Excerpt from a dataset:
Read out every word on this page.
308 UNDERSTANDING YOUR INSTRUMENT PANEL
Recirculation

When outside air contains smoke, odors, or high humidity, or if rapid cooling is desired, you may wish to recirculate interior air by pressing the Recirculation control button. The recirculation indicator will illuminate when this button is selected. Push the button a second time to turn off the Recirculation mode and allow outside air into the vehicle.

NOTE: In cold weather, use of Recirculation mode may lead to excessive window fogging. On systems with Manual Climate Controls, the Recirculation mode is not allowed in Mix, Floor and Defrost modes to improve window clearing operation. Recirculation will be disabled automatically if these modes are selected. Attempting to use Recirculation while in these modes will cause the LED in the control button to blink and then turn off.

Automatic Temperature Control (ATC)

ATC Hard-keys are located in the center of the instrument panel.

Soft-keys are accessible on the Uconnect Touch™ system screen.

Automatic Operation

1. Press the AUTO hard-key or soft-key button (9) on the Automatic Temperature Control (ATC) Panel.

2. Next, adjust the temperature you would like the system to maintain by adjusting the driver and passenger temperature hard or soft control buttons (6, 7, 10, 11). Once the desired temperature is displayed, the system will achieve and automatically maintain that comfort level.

_YOUR TASK_: Send back every record, precisely as written.

_FINAL RESULT_:
Read out every word on this page.
308 UNDERSTANDING YOUR INSTRUMENT PANEL
Recirculation

When outside air contains smoke, odors, or high humidity, or if rapid cooling is desired, you may wish to recirculate interior air by pressing the Recirculation control button. The recirculation indicator will illuminate when this button is selected. Push the button a second time to turn off the Recirculation mode and allow outside air into the vehicle.

NOTE: In cold weather, use of Recirculation mode may lead to excessive window fogging. On systems with Manual Climate Controls, the Recirculation mode is not allowed in Mix, Floor and Defrost modes to improve window clearing operation. Recirculation will be disabled automatically if these modes are selected. Attempting to use Recirculation while in these modes will cause the LED in the control button to blink and then turn off.

Automatic Temperature Control (ATC)

ATC Hard-keys are located in the center of the instrument panel.

Soft-keys are accessible on the Uconnect Touch™ system screen.

Automatic Operation

1. Press the AUTO hard-key or soft-key button (9) on the Automatic Temperature Control (ATC) Panel.

2. Next, adjust the temperature you would like the system to maintain by adjusting the driver and passenger temperature hard or soft control buttons (6, 7, 10, 11). Once the desired temperature is displayed, the system will achieve and automatically maintain that comfort level.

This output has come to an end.